=== TO BE DONE ===
a - In the belt light thread, why does snickers suggest Swamp Star look below the shifter? Please answer in one to three sentences.
b - Write the next part of the belt light thread, starting right after phreebsd's line about pulling something from the manual.

=== PAGE ===
====

# belt light



## Swamp Star

On my AC 650v2 I somehow managed to trip the belt sensor when I took off the cover. I know there is supposed to be a black and a grey plug that can be swaped to reset it but I'll be ****ed if I can find um. I also seen where you can jump wires at the cdi box one is orange with green strip and one is grey. I have tried that with no luck. What else should I try? I am supposed to be on a ride this weekend and really want my Cat and my Grizz so my old lady will have a bike to ride to. I am at my wits end on figurin this out.


----------



## snickers

Swamp Star,
i found my plugs right below the shifter zip tied to the frame behind the plastic on my brute 650, you might look there.

Good Luck


----------



## phreebsd

I pulled this from the manual for you.

====

Stored items from a collection:
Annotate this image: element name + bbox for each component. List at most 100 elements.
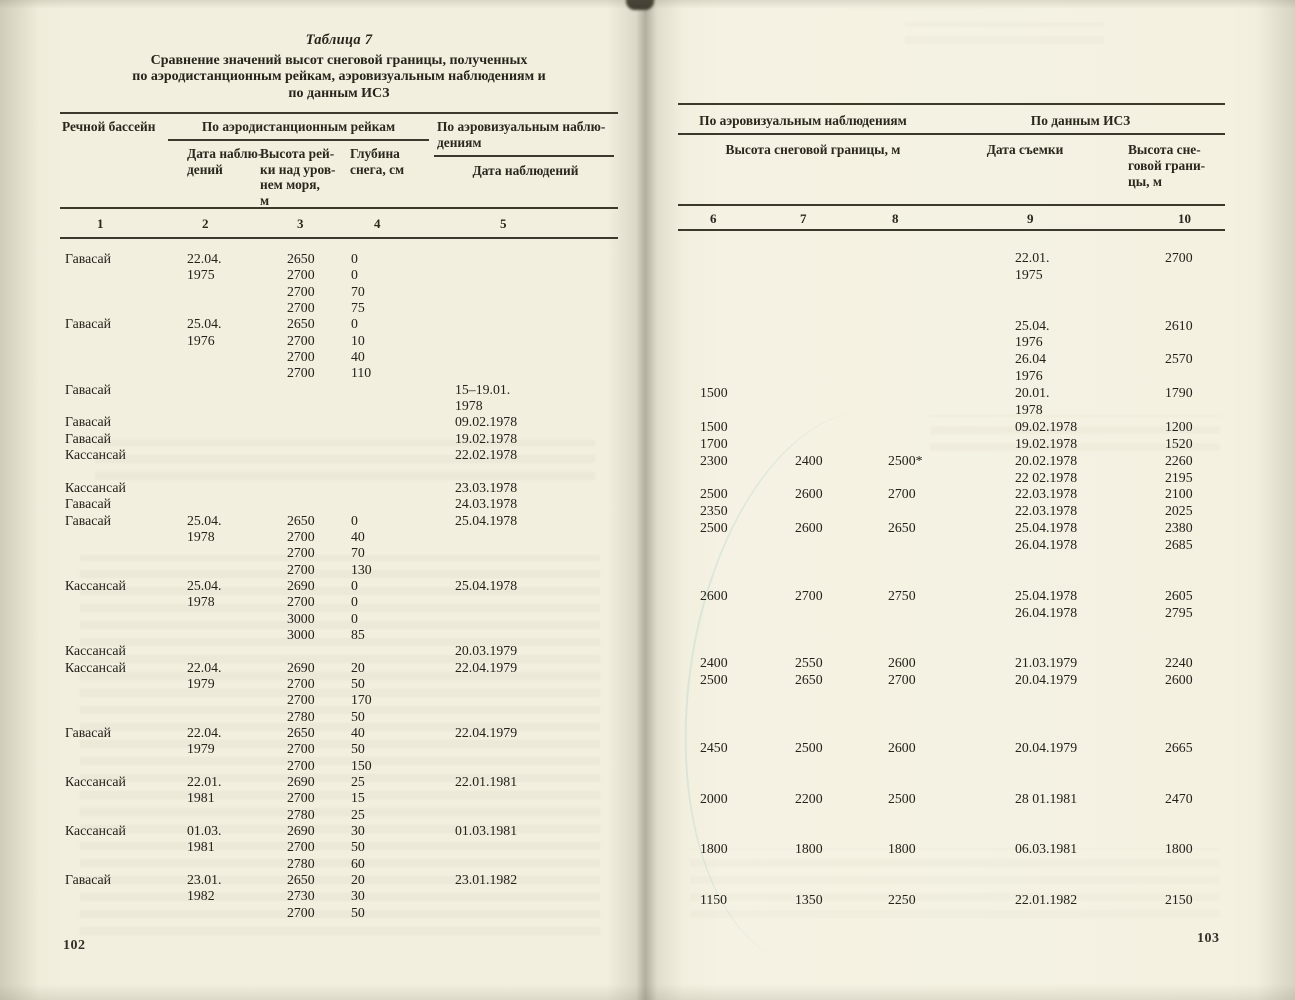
table-cell [185,807,285,823]
table-cell: 25.04.1978 [455,577,518,593]
table-cell [968,706,1128,723]
table-cell [1128,706,1225,723]
table-cell [185,496,285,512]
table-cell: 2650 [888,520,916,536]
table-row: 1975 2700 0 [60,267,618,283]
table-cell: Кассансай [65,774,126,789]
table-row [678,638,1225,655]
table-cell: 2700 [287,332,315,348]
table-cell [968,284,1128,301]
left-page [0,0,645,1000]
table-title: Сравнение значений высот снеговой границ… [132,53,546,101]
table-cell [185,365,285,381]
table-row: Кассансай 22.01. 2690 25 22.01.1981 [60,774,618,790]
table-row: 1975 [678,267,1225,284]
table-cell: 20.04.1979 [1015,672,1078,688]
table-cell [778,284,873,301]
table-cell [60,611,185,627]
table-row: 1978 [60,398,618,414]
table-cell: 01.03. [187,823,222,839]
table-cell [60,888,185,904]
table-cell [778,301,873,318]
page-edge-top [0,0,1295,9]
table-cell [185,284,285,300]
table-cell: 2650 [287,872,315,888]
table-cell: 2690 [287,823,315,839]
table-cell: 2685 [1165,537,1193,553]
table-row [60,463,618,479]
table-cell [873,723,968,740]
table-cell [873,368,968,385]
table-row: 2700 150 [60,758,618,774]
table-cell: 2650 [795,672,823,688]
table-cell [968,689,1128,706]
table-cell [60,807,185,823]
table-cell [435,888,618,904]
table-cell: 2570 [1165,351,1193,367]
table-cell [435,463,618,479]
table-cell [435,300,618,316]
table-row: Гавасай 25.04. 2650 0 [60,316,618,332]
table-cell: 2780 [287,806,315,822]
table-cell [60,463,185,479]
table-cell [185,414,285,430]
table-cell [1128,875,1225,892]
column-number: 1 [97,216,104,231]
table-cell [873,807,968,824]
table-cell [968,824,1128,841]
table-cell: 2380 [1165,520,1193,536]
column-header-rake-height: Высота рей- ки над уров- нем моря, м [260,146,336,208]
table-cell: 25.04. [187,577,222,593]
table-cell [435,758,618,774]
table-cell: 2730 [287,888,315,904]
table-row: 1978 [678,402,1225,419]
table-row [678,774,1225,791]
column-number: 2 [202,216,209,231]
table-rule [678,204,1225,206]
table-cell: 22.01. [187,774,222,789]
table-cell: 2780 [287,855,315,871]
table-cell [873,267,968,284]
table-cell [678,706,778,723]
table-body-right: 22.01. 2700 1975 25.04. 2610 1976 26.04 2570 197… [678,250,1225,909]
table-cell [185,692,285,708]
table-cell [435,856,618,872]
table-cell [873,554,968,571]
table-row: 25.04. 2610 [678,318,1225,335]
table-row: 22 02.1978 2195 [678,470,1225,487]
table-cell [435,807,618,823]
table-row: 1976 [678,334,1225,351]
table-cell: 85 [351,626,365,642]
table-cell [968,757,1128,774]
table-rule [60,237,618,239]
table-cell: Гавасай [65,381,112,397]
table-cell [778,706,873,723]
table-cell: 1978 [187,594,215,610]
table-row: Гавасай 15–19.01. [60,382,618,398]
table-cell [285,431,350,447]
table-cell [1128,807,1225,824]
table-cell: 25.04.1978 [1015,587,1078,603]
table-cell: 2400 [795,452,823,468]
table-cell: 22.04.1979 [455,659,518,675]
table-cell [1128,858,1225,875]
table-cell: 1800 [1165,841,1193,857]
table-row: Кассансай 01.03. 2690 30 01.03.1981 [60,823,618,839]
table-cell: 3000 [287,626,315,642]
table-cell: 2500* [888,452,923,468]
table-cell: 22.01.1982 [1015,891,1078,907]
table-cell: Гавасай [65,496,112,512]
table-row: 1978 2700 40 [60,529,618,545]
table-cell: 23.03.1978 [455,479,518,495]
table-cell: 2700 [287,349,315,365]
table-row: 2500 2600 2650 25.04.1978 2380 [678,520,1225,537]
table-cell [678,689,778,706]
table-cell [678,824,778,841]
table-cell [778,807,873,824]
table-cell [435,529,618,545]
table-cell [285,382,350,398]
table-cell: 1790 [1165,385,1193,401]
table-row: 1976 2700 10 [60,333,618,349]
table-cell [678,605,778,622]
table-cell: Гавасай [65,316,112,332]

====

=== RESULTS FOR THE EXERCISE ===
a - Snickers found the plugs on their own Brute 650 right below the shifter. They were zip-tied to the frame behind the plastic.

b -
looks to be under the seat?


----------



## C_Holland

snickers said:


> Swamp Star,
> i found my plugs right below the shifter zip tied to the frame behind the plastic on my brute 650, you might look there.
> 
> Good Luck


this is where I found mine as well.


----------



## Swamp Star

Thanks guys. 

Thats where I tried the old Paper clip deal but I guess I need to jump all four of them. Pree you are THA MAN!!!!!!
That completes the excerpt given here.